--- DIRECTIONS FOR THIS TASK ---
Scan the listing below. Report each line that includes "multiple".

--- MATERIAL PROVIDED ---
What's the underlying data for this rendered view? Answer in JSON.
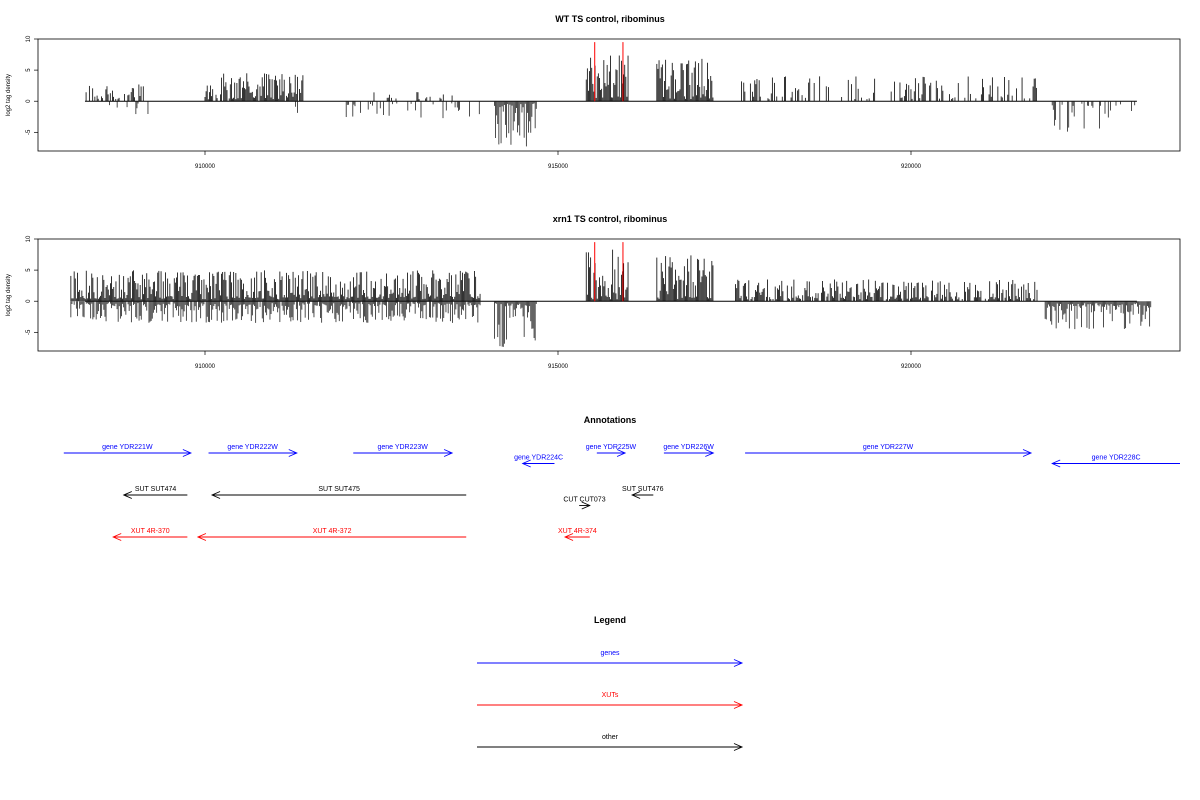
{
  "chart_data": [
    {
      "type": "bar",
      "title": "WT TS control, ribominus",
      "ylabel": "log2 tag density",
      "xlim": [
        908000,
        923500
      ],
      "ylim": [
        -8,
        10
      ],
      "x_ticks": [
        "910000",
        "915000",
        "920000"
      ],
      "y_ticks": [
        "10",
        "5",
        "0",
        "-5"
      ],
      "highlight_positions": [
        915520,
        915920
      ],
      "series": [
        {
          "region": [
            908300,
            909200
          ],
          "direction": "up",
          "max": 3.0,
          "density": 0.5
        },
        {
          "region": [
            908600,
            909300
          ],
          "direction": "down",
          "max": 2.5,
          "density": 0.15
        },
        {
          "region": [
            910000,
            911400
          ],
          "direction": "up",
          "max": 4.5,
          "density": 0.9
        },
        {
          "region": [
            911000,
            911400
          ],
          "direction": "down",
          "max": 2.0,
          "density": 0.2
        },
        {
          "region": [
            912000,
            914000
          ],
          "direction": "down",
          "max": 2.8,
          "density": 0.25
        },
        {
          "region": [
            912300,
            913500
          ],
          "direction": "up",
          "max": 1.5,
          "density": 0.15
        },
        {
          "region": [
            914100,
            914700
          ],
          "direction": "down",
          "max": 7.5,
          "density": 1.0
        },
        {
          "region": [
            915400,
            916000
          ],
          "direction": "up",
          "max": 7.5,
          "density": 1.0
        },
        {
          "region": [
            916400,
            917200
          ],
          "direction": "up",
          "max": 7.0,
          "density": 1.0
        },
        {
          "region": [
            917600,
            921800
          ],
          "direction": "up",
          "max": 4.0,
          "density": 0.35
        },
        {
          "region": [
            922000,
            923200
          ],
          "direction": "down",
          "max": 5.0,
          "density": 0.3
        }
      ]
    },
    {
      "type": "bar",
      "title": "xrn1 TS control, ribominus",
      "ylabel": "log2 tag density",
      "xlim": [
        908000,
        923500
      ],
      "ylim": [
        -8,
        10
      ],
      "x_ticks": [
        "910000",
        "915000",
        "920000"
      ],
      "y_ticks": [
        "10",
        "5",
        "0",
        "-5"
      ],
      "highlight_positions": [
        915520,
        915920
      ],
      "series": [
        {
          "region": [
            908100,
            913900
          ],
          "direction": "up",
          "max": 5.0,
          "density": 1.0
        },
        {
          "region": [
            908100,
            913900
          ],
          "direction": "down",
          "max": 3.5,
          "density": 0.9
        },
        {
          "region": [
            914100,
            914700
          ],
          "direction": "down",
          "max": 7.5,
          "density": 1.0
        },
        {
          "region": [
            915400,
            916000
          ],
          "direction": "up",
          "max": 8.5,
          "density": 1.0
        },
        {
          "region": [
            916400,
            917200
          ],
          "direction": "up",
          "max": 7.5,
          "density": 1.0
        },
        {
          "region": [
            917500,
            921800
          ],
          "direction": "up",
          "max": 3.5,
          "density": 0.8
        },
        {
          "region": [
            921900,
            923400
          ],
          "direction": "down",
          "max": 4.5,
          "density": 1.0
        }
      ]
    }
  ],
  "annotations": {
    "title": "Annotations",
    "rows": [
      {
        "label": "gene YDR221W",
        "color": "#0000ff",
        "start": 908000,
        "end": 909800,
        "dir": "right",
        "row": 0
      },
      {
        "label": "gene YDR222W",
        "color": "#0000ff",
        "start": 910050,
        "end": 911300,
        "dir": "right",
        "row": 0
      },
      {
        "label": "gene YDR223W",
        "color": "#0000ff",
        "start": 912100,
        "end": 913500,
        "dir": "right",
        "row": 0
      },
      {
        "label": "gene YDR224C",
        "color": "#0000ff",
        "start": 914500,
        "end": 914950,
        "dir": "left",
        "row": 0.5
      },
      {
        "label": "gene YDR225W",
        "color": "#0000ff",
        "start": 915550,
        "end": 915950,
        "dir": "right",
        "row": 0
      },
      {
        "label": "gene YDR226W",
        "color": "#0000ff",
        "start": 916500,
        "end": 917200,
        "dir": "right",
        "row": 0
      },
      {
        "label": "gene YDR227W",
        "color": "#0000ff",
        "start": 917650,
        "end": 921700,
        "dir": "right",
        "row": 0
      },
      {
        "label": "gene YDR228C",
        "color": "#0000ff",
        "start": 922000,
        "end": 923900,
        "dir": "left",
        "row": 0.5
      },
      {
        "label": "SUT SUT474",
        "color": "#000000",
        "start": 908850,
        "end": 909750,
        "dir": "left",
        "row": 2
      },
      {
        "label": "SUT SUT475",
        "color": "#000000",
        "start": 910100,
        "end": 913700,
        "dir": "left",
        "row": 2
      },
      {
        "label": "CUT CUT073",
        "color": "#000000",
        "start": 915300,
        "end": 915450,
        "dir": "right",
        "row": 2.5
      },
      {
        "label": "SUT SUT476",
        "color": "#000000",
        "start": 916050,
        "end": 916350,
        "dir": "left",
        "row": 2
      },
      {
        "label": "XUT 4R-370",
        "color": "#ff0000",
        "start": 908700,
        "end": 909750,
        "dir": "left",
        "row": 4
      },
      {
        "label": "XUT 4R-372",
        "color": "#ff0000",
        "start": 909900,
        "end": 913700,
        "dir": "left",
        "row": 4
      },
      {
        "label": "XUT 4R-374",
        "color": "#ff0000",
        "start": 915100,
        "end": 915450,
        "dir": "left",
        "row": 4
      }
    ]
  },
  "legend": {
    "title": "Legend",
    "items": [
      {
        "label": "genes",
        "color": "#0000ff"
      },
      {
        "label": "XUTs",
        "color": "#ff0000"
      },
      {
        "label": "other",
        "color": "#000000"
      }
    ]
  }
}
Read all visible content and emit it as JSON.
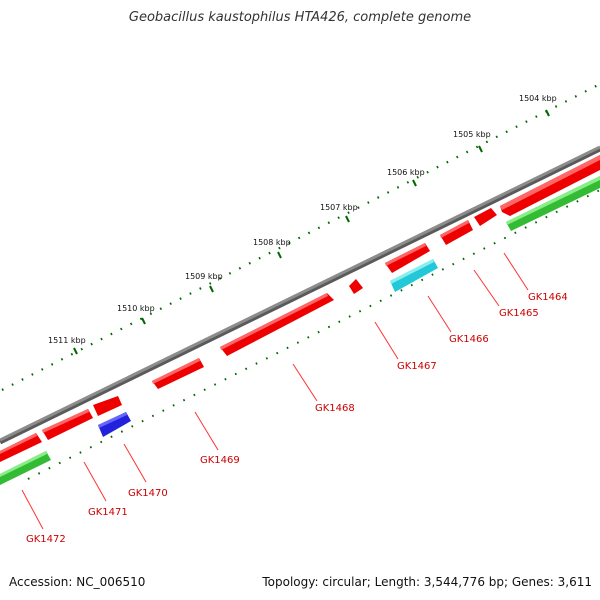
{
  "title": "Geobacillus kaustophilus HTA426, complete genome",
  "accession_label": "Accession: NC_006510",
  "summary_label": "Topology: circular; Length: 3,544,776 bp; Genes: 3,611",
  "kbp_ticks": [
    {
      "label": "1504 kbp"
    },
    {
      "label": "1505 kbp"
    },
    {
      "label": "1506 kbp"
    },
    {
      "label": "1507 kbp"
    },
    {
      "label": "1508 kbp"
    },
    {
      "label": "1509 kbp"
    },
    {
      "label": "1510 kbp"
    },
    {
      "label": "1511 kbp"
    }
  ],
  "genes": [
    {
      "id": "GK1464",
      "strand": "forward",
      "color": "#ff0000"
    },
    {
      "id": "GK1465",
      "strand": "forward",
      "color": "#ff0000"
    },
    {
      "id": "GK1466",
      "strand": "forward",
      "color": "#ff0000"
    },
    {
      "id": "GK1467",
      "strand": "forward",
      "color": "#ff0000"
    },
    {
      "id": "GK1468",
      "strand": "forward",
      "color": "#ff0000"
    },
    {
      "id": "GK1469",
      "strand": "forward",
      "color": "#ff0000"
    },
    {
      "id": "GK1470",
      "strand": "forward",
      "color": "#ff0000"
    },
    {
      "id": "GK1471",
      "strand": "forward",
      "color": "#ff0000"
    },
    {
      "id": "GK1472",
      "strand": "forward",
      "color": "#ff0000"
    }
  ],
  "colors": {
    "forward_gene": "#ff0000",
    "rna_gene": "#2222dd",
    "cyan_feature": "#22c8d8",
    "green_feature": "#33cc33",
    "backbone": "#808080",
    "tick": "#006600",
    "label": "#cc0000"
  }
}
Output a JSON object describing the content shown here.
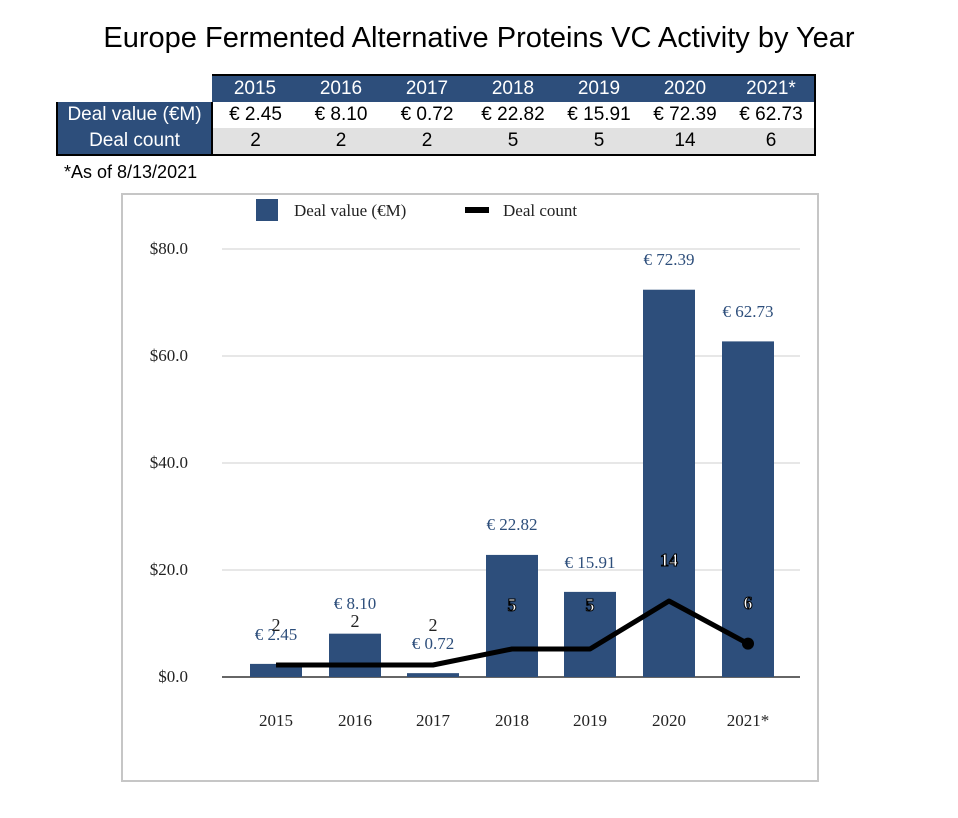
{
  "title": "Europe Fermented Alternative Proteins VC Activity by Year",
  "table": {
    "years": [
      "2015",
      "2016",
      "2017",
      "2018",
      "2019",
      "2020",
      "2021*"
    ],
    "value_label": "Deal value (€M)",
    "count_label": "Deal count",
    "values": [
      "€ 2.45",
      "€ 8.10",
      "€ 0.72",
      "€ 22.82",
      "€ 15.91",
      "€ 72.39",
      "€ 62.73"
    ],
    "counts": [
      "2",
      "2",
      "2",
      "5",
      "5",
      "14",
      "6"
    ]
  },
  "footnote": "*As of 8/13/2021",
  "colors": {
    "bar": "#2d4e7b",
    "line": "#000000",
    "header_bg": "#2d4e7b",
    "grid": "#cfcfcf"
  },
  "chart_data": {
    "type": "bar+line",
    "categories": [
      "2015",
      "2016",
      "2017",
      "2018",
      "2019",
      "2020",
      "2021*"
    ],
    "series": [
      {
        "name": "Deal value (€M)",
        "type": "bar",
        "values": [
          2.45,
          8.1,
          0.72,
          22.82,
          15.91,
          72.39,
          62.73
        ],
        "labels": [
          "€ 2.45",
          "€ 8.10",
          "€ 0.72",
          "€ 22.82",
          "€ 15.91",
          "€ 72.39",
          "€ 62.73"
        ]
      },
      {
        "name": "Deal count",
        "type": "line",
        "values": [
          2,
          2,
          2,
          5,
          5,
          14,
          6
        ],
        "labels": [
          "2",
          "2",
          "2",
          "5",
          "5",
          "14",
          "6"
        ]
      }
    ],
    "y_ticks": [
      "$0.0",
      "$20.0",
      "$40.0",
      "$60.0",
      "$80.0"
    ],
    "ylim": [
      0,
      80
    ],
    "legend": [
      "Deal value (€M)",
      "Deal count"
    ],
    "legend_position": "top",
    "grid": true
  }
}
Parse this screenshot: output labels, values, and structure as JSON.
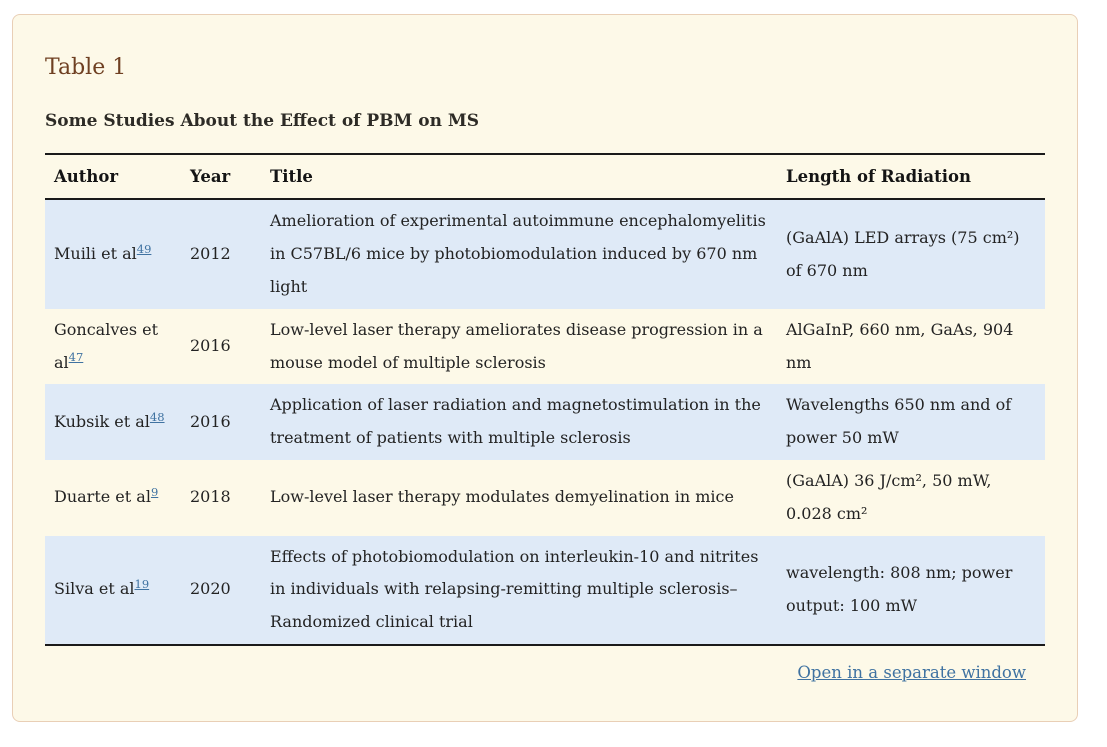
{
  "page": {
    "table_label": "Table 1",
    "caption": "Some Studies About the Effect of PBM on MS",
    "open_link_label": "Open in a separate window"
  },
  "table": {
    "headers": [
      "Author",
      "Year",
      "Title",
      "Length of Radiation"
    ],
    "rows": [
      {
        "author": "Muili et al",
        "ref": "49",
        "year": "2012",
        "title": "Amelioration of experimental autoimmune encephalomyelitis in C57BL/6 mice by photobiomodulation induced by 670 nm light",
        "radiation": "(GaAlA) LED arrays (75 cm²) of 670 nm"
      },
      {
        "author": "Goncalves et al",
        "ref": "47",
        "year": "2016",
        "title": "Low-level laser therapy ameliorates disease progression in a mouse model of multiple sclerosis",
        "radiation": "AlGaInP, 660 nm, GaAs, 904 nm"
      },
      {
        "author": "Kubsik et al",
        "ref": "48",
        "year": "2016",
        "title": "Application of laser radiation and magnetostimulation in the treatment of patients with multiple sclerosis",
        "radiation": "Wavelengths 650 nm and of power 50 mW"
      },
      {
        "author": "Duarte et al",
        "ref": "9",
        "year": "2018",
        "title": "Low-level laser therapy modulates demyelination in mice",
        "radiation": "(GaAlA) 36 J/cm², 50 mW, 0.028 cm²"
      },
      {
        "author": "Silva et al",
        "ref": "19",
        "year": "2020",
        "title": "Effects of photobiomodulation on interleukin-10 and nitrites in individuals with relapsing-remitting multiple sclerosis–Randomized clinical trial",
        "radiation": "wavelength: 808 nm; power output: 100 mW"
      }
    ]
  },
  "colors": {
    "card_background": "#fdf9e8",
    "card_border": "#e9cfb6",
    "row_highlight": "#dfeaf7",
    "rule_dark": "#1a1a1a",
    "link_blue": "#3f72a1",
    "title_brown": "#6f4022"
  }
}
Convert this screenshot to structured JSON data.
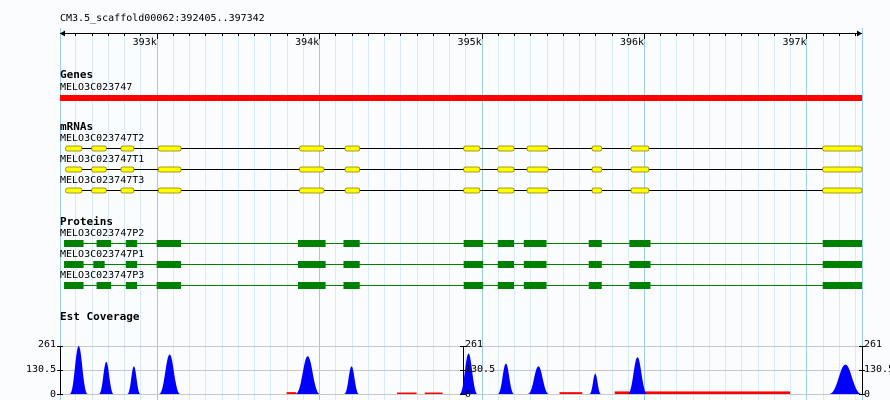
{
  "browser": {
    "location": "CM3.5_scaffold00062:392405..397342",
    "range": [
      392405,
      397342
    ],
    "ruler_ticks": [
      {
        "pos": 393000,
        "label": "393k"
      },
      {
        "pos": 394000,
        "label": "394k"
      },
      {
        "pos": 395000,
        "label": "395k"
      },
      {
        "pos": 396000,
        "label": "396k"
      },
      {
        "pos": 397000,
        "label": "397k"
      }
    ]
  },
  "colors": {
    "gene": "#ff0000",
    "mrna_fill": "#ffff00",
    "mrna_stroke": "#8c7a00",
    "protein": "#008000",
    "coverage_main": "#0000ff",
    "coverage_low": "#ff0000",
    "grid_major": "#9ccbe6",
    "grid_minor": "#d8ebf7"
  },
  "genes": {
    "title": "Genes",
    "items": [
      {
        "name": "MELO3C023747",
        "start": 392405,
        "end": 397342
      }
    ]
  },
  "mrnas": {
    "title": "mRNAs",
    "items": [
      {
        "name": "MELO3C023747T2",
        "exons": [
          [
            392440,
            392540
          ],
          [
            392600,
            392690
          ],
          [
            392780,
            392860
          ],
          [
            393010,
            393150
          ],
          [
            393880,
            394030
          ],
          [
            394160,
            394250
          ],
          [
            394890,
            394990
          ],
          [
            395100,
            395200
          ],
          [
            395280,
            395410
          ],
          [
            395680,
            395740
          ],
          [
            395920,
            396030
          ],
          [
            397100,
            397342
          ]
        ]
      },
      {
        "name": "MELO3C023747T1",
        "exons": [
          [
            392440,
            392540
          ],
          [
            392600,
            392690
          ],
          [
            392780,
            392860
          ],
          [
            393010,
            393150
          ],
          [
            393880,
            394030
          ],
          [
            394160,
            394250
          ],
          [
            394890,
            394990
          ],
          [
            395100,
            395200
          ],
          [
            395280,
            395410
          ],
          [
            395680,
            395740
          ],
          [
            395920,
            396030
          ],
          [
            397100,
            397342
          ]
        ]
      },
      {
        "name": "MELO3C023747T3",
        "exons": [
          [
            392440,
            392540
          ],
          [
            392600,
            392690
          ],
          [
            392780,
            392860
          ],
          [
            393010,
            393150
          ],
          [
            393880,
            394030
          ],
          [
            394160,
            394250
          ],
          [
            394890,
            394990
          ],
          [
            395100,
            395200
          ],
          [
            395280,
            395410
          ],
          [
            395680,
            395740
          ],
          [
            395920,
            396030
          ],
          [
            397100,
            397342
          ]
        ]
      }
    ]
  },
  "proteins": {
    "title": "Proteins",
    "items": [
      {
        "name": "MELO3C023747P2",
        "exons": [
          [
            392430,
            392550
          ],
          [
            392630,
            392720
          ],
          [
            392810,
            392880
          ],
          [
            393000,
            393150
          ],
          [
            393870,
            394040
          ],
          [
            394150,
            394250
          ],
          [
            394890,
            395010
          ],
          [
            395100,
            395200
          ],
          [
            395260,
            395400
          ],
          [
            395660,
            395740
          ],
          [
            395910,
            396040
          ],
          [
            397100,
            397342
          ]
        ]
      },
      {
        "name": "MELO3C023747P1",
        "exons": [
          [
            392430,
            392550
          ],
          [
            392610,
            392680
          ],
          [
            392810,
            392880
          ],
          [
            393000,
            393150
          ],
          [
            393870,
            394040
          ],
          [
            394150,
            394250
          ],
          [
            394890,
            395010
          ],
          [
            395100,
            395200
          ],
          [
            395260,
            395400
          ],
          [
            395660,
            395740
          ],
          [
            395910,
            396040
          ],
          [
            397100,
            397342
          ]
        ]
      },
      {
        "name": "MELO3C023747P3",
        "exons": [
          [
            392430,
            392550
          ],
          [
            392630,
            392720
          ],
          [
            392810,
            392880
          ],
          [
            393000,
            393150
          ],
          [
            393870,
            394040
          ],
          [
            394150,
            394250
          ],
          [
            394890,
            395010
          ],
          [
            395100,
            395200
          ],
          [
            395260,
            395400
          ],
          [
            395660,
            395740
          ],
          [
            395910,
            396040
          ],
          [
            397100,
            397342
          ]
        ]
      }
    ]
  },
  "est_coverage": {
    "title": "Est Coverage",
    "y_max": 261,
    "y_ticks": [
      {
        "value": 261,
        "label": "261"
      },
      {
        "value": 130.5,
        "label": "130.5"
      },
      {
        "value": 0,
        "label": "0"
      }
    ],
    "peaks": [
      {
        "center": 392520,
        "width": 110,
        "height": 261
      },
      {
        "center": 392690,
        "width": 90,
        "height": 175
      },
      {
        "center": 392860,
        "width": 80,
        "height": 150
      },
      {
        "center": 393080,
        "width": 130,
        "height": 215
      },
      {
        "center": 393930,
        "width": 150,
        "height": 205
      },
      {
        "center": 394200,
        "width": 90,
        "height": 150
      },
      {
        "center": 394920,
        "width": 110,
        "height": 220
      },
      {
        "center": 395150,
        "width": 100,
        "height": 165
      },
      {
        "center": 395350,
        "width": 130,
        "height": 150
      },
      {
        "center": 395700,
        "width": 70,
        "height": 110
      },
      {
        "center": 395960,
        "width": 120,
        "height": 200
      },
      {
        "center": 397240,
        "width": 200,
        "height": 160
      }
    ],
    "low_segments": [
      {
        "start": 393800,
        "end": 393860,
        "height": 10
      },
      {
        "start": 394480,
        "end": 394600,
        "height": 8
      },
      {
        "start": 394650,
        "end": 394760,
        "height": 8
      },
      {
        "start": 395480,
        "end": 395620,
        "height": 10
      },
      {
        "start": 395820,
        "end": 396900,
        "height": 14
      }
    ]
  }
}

--- OUTPUT OF THE EXERCISE ---
        "title": "Low-level laser therapy ameliorates disease progression in a mouse model of multiple sclerosis",
        "title": "Application of laser radiation and magnetostimulation in the treatment of patients with multiple sclerosis",
        "title": "Effects of photobiomodulation on interleukin-10 and nitrites in individuals with relapsing-remitting multiple sclerosis–Randomized clinical trial",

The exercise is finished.